:: Short exercise ::
State the number of lines that hold the string "cooked", with nothing added.

A run of records:

----------------------------------------

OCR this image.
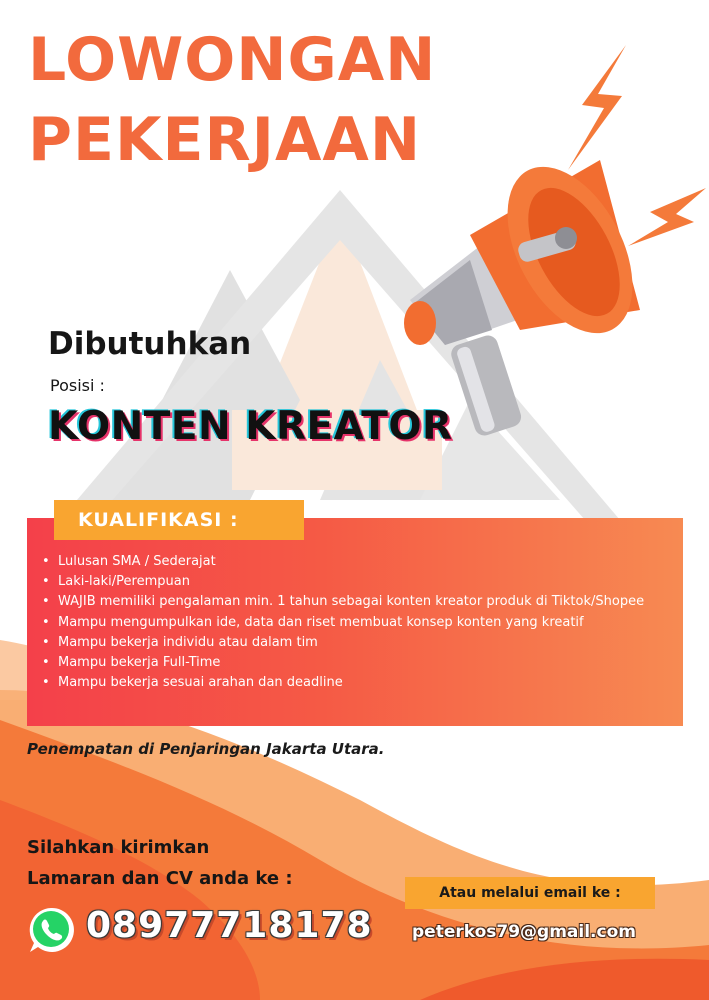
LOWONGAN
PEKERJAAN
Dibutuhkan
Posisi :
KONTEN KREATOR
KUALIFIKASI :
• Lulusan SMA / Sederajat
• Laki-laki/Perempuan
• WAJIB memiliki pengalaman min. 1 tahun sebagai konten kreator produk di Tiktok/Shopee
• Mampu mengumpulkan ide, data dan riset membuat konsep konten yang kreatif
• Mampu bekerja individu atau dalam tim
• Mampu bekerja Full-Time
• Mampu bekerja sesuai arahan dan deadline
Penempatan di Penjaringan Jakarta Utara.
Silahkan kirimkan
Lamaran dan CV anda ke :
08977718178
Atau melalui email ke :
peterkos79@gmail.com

----------------------------------------

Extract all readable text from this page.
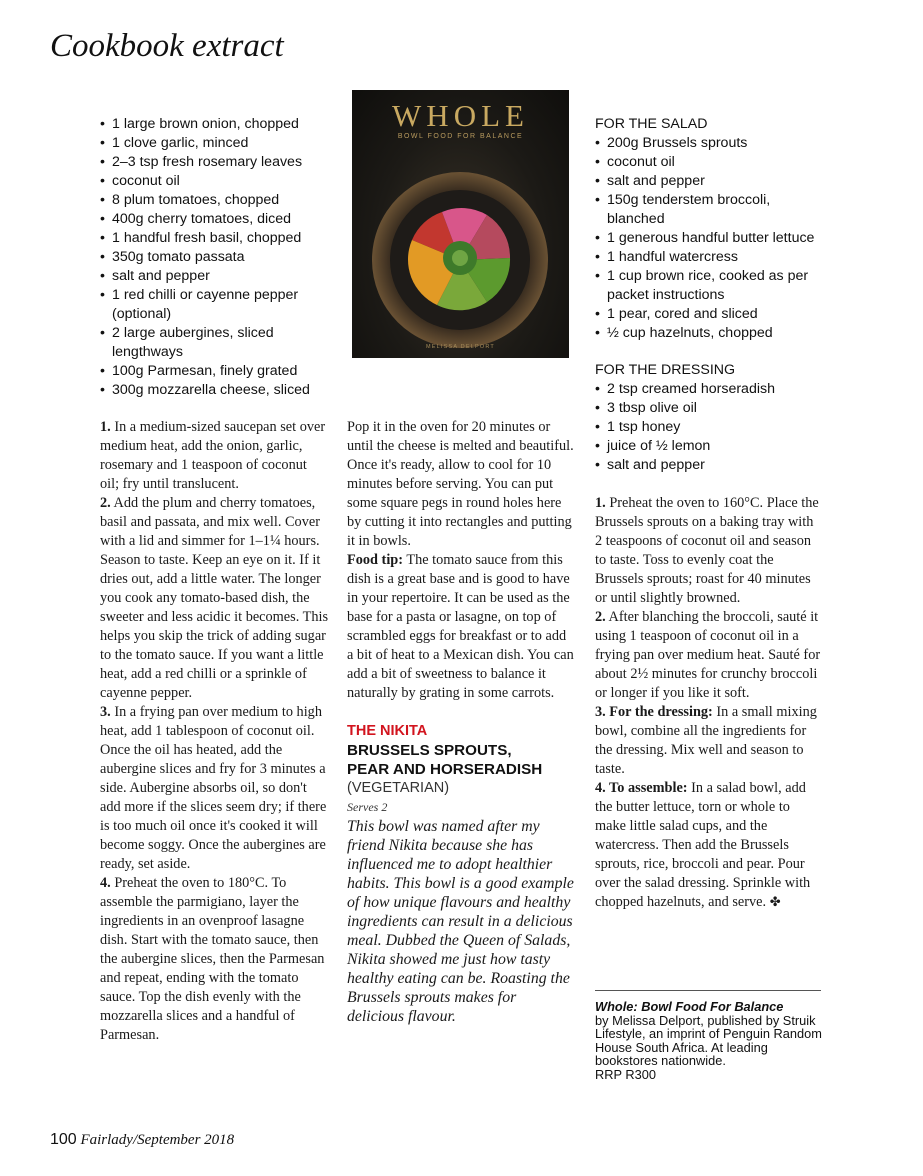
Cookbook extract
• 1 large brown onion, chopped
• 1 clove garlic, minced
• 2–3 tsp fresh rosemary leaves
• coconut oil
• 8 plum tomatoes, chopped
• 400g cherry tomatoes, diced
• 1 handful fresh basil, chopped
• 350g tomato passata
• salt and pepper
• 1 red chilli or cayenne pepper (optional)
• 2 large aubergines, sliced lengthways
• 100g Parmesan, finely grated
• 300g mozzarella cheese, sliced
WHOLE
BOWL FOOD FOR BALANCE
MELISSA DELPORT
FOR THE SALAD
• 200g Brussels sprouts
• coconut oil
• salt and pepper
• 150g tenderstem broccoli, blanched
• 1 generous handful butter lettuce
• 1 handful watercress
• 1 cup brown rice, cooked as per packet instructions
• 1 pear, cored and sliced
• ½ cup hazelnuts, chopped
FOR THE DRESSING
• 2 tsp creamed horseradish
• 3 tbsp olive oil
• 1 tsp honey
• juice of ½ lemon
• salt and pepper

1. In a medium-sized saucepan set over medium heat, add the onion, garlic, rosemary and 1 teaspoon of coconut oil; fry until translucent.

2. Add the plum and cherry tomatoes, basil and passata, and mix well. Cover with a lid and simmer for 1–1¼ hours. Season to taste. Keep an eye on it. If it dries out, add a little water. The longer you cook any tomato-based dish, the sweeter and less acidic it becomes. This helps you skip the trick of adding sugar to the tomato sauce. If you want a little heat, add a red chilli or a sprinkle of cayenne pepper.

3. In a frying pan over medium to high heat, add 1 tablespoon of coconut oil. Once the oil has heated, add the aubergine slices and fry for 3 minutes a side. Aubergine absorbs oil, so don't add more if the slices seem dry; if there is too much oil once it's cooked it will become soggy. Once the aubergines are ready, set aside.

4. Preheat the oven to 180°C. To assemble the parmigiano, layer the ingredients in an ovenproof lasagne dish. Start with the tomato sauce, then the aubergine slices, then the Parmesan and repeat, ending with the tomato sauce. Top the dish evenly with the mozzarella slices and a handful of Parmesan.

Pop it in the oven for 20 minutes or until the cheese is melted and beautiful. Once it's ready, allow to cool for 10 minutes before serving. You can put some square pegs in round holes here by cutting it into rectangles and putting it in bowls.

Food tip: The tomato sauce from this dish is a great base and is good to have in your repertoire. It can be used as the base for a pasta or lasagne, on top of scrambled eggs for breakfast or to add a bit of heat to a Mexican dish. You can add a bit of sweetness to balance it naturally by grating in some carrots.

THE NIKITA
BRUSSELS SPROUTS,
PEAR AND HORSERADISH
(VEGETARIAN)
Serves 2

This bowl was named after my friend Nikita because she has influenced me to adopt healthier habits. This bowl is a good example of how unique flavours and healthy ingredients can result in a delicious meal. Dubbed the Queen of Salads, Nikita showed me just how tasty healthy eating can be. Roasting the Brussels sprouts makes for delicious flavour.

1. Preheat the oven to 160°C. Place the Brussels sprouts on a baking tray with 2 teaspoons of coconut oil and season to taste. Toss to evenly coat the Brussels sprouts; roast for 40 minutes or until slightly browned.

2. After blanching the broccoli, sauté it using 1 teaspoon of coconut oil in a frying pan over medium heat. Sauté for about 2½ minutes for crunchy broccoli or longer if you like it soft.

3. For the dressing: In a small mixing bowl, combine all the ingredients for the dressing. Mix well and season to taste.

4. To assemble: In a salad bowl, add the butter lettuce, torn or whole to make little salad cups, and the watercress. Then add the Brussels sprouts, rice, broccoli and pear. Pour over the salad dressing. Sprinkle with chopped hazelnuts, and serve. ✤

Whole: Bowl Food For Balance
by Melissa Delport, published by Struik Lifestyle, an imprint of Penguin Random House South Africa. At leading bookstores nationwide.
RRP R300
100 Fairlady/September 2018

----------------------------------------

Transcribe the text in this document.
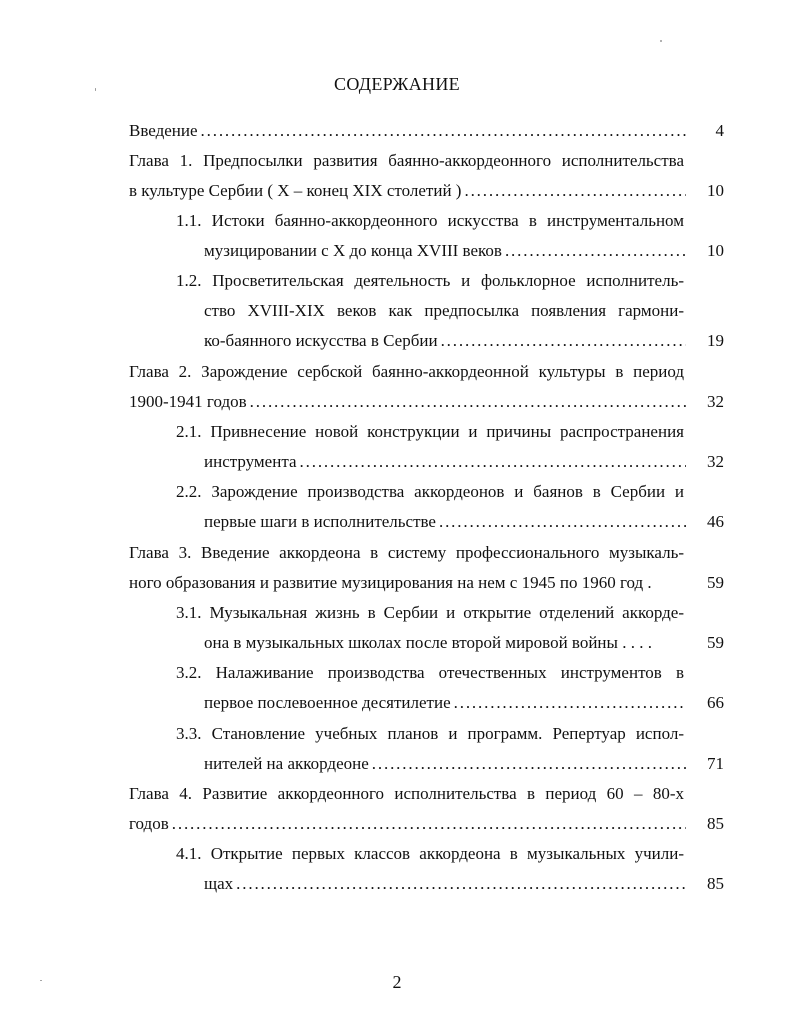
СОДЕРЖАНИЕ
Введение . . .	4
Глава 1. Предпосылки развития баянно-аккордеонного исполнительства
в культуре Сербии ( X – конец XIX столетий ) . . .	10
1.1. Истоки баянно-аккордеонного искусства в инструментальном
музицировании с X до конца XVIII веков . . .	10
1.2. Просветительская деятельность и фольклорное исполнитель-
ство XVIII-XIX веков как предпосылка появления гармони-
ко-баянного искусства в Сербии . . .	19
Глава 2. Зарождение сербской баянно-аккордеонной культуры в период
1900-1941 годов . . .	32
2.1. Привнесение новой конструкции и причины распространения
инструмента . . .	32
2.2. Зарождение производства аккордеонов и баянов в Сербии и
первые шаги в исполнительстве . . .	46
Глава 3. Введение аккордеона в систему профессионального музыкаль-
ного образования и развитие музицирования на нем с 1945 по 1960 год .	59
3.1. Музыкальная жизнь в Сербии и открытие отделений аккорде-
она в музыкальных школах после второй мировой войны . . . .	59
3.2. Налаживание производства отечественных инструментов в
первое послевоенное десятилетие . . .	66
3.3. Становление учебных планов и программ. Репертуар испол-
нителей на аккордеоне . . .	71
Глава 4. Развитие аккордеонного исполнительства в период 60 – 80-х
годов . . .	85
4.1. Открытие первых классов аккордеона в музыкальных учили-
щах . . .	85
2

----------------------------------------

:: Solution for this problem ::
2